OBJECTIVE
Select every line below containing the word "JSON".

[Extracts from a graphics dataset]
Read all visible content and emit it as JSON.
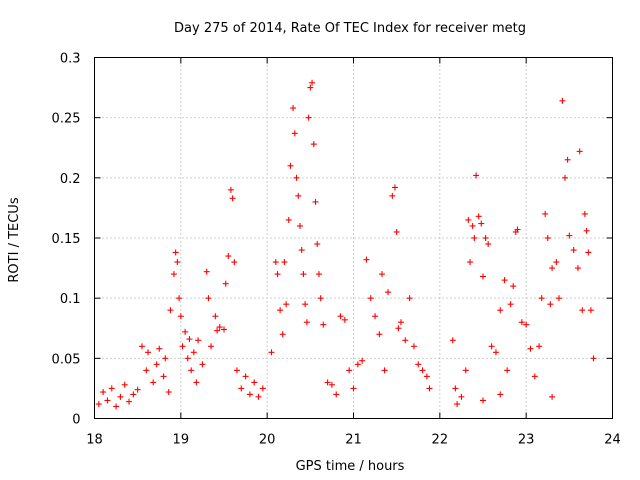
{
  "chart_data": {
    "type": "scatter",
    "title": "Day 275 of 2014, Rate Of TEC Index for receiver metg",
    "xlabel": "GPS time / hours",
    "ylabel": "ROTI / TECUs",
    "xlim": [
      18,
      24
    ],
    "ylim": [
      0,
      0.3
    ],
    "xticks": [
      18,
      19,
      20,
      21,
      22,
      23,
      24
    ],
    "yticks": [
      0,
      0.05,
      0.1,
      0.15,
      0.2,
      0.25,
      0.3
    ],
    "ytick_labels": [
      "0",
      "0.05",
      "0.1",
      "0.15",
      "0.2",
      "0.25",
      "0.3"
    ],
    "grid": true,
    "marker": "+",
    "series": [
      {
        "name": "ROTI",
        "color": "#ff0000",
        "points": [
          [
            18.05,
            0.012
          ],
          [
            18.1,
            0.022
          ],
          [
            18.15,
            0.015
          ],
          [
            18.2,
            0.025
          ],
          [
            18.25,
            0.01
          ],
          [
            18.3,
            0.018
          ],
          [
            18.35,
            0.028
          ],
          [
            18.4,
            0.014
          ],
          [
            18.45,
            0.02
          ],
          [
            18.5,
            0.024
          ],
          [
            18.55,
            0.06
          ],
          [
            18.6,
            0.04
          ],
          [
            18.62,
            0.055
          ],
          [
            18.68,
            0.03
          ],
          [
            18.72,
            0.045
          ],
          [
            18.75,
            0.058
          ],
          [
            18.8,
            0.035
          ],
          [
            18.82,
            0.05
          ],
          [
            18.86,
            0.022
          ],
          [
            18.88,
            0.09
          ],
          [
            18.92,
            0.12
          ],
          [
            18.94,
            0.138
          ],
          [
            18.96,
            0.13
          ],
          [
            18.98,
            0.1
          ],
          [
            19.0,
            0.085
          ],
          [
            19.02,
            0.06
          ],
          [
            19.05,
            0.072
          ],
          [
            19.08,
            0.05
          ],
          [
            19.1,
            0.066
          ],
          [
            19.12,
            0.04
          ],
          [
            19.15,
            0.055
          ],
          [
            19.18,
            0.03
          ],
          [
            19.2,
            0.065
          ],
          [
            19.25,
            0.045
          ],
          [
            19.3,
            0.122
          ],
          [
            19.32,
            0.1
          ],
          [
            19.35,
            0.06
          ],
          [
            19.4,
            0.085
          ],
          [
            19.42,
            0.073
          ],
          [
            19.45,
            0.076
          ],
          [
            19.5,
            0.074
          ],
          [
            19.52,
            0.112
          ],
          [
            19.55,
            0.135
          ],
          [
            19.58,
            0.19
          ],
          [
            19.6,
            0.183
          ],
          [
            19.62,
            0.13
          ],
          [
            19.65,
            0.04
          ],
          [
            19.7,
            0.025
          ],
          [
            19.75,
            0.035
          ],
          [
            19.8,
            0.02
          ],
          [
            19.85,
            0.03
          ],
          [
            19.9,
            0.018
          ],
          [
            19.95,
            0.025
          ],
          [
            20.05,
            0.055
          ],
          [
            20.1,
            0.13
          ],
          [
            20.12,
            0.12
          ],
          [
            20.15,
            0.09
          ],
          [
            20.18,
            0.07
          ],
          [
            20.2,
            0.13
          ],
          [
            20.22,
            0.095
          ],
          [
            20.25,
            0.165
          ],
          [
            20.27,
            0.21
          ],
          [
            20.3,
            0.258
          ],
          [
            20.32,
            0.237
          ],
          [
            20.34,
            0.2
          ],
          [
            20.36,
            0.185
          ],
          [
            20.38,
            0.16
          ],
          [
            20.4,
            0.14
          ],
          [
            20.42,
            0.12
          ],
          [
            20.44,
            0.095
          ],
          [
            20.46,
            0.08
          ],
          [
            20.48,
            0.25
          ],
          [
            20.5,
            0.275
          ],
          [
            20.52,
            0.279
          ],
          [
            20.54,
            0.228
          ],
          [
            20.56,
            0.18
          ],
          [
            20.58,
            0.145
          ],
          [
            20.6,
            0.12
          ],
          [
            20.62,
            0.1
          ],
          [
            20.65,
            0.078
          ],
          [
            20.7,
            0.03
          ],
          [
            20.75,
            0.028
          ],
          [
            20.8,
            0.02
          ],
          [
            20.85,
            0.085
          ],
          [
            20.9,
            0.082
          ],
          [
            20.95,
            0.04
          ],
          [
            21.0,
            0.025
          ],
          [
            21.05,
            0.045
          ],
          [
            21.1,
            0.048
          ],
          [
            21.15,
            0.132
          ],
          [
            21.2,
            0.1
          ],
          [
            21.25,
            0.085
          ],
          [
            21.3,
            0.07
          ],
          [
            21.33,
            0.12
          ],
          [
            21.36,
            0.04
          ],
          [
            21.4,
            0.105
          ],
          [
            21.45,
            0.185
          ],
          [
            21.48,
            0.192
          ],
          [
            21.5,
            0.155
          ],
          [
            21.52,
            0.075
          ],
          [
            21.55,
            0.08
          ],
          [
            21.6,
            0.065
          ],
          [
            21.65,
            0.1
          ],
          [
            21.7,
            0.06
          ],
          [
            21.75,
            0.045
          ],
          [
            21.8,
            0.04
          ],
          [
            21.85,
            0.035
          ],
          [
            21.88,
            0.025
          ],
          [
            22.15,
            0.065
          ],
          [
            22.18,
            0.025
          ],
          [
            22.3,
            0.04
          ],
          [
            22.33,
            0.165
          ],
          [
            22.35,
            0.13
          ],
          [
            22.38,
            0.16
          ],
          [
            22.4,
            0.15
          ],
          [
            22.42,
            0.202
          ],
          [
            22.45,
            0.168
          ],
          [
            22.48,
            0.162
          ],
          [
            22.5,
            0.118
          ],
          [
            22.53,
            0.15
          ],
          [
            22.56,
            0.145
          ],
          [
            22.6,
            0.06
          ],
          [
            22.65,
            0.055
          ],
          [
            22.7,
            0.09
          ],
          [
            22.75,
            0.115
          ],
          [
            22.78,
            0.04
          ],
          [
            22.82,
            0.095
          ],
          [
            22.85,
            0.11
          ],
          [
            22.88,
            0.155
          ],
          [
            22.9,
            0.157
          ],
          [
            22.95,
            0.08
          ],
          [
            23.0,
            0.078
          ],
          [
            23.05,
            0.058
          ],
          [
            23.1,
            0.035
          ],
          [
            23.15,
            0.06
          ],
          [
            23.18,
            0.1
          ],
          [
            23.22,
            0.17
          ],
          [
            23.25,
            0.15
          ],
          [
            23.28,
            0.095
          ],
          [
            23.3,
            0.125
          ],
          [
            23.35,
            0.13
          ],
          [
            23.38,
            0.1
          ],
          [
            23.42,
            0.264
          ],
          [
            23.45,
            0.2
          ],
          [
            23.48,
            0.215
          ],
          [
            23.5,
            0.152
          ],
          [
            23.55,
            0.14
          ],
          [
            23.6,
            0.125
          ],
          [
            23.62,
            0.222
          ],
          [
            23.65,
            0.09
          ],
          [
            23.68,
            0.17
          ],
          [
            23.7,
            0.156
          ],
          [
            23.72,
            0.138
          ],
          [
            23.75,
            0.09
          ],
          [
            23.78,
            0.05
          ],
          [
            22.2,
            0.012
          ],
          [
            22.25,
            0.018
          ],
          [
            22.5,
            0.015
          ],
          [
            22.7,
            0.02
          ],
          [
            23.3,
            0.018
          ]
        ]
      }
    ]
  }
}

* * *

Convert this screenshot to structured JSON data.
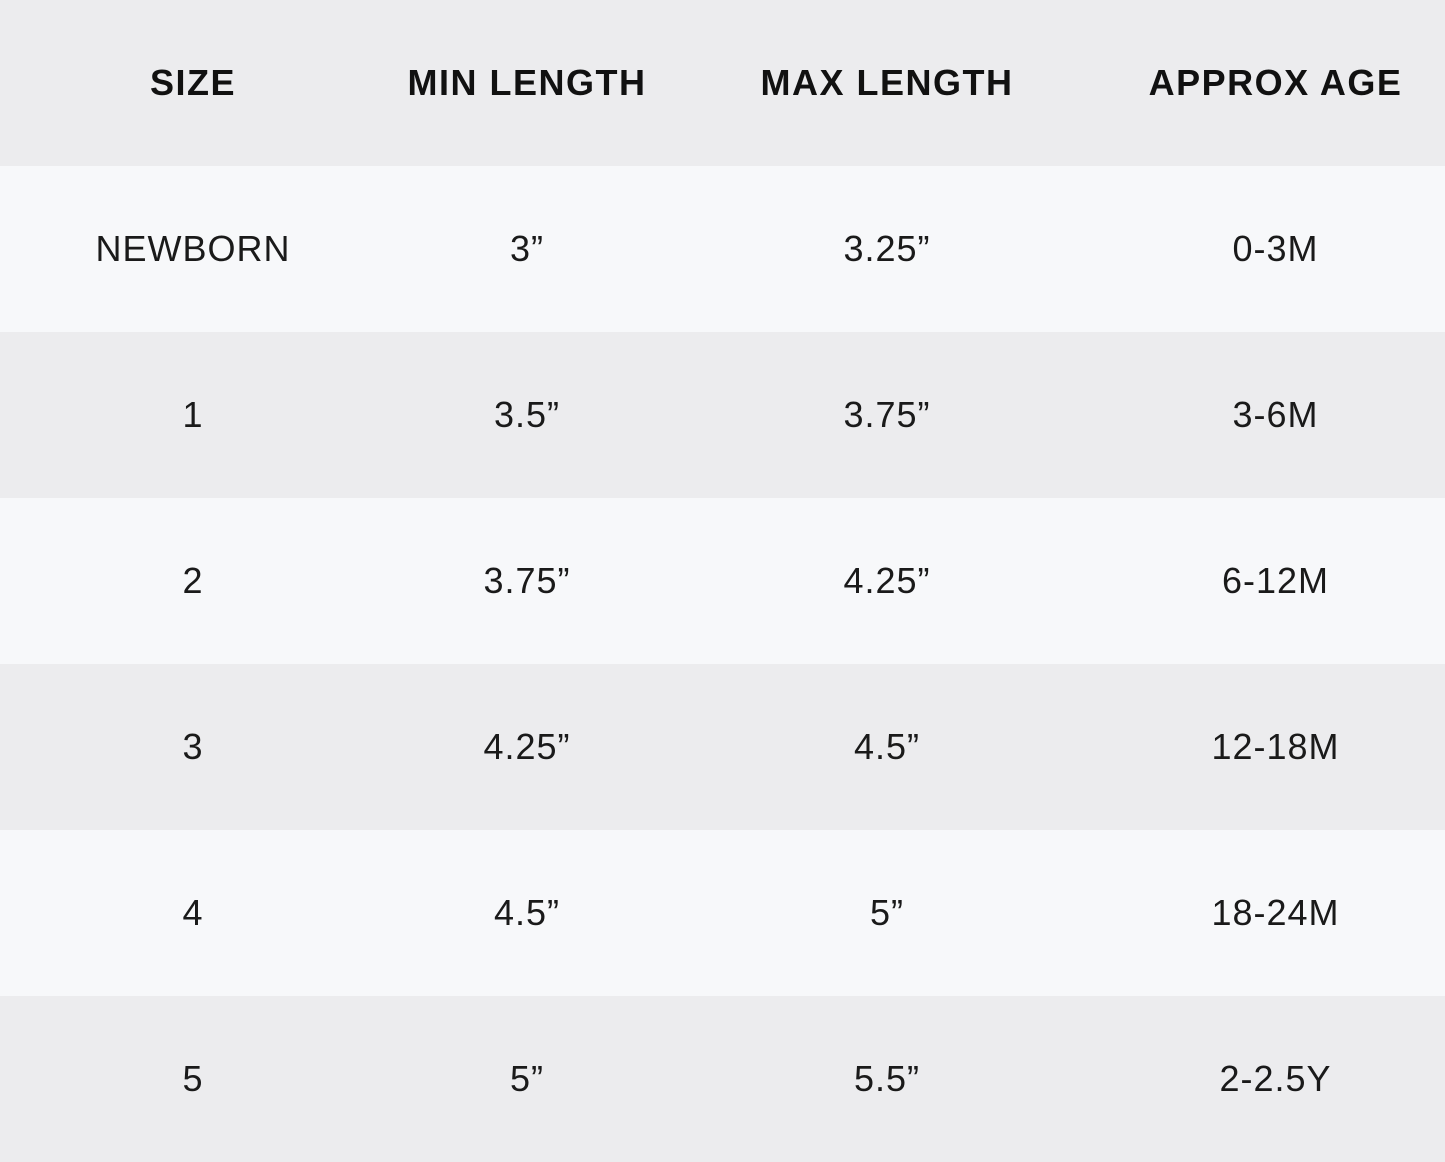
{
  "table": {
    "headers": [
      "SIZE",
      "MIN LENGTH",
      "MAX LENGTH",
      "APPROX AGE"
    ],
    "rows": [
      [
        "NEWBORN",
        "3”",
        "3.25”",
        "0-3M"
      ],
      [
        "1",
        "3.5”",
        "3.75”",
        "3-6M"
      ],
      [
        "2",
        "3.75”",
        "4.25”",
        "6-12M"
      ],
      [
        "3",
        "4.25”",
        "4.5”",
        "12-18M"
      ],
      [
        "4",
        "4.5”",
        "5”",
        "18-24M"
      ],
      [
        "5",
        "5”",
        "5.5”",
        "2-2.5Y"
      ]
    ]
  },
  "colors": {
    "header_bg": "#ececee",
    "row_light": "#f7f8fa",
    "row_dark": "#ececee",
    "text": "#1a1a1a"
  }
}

TASK ANSWER
Read all visible content and emit it as JSON.
Convert this screenshot to structured JSON data.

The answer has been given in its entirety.